• [WORK REQUIRED]:
Your answer must consist solely of the number of lines that contain the word "Carolina".

──────────

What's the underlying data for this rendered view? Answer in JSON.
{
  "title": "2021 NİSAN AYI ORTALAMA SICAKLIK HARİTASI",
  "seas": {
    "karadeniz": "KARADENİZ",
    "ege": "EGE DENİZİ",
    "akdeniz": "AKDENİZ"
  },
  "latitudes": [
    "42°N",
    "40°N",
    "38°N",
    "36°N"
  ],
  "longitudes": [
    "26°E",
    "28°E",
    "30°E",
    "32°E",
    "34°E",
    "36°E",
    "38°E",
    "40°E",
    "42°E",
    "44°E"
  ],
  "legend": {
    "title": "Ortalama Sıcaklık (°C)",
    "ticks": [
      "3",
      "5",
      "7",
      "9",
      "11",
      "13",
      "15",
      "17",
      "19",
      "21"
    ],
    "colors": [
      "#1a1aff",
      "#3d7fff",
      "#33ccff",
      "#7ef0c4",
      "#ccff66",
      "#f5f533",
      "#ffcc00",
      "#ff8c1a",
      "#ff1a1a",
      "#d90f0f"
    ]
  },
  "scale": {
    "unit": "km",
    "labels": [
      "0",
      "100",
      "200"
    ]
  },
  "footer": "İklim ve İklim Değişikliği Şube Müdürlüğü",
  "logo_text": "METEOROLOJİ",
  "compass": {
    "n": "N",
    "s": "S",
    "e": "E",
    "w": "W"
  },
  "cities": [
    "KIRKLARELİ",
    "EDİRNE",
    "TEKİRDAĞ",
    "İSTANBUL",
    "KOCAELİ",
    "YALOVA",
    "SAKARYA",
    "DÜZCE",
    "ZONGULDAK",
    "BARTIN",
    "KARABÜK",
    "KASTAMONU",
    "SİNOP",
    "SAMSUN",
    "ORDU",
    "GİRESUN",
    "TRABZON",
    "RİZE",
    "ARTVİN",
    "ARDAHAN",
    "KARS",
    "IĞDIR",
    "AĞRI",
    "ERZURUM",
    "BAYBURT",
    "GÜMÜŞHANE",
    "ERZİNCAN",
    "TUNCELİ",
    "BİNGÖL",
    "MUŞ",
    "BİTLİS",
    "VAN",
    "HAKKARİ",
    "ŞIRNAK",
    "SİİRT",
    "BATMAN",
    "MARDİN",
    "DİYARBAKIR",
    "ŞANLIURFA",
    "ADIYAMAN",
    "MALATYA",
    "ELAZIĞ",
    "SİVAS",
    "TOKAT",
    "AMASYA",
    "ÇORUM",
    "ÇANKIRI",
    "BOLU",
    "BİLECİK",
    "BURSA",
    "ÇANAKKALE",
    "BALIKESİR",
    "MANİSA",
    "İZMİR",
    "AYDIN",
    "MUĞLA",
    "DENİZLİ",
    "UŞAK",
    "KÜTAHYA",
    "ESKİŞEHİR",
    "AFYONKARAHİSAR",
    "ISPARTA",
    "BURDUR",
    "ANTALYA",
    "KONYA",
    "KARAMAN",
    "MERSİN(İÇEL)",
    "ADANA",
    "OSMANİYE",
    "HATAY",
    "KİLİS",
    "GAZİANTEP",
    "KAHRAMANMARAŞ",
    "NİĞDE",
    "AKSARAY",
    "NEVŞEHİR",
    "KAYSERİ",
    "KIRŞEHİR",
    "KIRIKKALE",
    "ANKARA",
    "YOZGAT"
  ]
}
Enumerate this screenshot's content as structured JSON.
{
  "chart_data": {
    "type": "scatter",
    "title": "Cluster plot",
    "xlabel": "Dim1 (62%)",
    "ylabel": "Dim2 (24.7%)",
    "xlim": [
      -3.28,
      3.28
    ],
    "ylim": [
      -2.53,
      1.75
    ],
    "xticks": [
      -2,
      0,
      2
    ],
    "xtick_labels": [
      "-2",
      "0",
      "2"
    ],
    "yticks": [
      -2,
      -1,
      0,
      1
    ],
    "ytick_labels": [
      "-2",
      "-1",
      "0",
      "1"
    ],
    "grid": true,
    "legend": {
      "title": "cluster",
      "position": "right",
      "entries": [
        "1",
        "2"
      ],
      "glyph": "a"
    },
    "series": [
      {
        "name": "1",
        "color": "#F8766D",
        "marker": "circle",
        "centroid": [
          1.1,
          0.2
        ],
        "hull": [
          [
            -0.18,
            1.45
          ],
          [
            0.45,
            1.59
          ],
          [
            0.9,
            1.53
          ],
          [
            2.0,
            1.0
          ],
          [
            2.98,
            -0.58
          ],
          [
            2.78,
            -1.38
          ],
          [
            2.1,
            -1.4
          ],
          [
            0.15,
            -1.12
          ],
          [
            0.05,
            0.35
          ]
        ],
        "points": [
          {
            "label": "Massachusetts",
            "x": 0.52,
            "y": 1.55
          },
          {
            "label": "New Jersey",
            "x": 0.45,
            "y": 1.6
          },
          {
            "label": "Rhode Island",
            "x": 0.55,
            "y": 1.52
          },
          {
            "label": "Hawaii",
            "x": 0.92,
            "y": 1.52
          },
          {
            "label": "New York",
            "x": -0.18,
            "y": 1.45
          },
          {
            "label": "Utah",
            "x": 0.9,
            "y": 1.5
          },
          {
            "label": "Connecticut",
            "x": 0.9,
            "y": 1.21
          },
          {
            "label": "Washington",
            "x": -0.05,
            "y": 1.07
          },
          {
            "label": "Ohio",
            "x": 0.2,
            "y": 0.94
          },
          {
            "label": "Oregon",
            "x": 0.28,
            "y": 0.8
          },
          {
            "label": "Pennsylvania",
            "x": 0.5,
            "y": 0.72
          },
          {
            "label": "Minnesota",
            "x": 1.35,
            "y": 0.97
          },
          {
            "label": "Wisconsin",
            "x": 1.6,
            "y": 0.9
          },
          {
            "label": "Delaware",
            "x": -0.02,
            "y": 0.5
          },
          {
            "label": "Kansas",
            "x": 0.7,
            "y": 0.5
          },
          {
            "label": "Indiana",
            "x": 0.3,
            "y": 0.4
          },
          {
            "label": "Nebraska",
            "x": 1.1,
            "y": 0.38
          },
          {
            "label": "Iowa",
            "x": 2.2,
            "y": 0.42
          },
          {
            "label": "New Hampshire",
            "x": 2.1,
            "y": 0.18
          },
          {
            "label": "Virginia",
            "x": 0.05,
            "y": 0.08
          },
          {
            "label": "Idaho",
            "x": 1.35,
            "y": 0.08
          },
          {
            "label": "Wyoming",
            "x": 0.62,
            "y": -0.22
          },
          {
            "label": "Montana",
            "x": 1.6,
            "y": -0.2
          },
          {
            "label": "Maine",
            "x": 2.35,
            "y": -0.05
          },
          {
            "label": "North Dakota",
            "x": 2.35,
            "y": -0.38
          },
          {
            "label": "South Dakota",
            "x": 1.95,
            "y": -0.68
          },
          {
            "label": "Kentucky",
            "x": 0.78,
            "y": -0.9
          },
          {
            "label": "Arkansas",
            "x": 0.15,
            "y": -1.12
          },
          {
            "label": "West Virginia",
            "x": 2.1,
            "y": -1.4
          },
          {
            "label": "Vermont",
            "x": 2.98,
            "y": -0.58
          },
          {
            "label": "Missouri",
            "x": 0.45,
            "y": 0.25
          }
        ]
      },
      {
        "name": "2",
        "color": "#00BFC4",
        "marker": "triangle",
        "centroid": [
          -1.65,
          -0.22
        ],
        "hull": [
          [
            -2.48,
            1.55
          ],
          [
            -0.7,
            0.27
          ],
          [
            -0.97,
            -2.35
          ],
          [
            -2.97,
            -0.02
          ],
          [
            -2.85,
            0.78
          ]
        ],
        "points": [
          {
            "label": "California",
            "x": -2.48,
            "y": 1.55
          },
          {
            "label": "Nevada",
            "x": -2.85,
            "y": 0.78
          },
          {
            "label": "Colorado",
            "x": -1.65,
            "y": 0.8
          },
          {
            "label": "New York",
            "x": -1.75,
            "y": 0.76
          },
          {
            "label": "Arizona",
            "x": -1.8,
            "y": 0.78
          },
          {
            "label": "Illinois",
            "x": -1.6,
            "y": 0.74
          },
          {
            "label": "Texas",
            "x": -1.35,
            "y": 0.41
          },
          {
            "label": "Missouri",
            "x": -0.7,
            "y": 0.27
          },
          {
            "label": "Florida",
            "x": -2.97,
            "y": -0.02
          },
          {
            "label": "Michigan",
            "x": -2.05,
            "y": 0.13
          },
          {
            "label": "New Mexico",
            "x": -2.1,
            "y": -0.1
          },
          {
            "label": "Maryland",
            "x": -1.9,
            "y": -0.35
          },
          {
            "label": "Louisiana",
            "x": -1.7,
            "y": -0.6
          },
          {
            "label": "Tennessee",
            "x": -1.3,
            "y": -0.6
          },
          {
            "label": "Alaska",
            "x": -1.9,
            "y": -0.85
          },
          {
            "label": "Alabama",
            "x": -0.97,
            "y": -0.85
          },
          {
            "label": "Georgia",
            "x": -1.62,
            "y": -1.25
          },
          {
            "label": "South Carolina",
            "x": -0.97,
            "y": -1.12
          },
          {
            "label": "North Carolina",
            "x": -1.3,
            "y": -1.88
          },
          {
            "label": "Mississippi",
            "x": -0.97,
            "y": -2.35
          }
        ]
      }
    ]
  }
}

──────────

• [THE ANSWER]:
2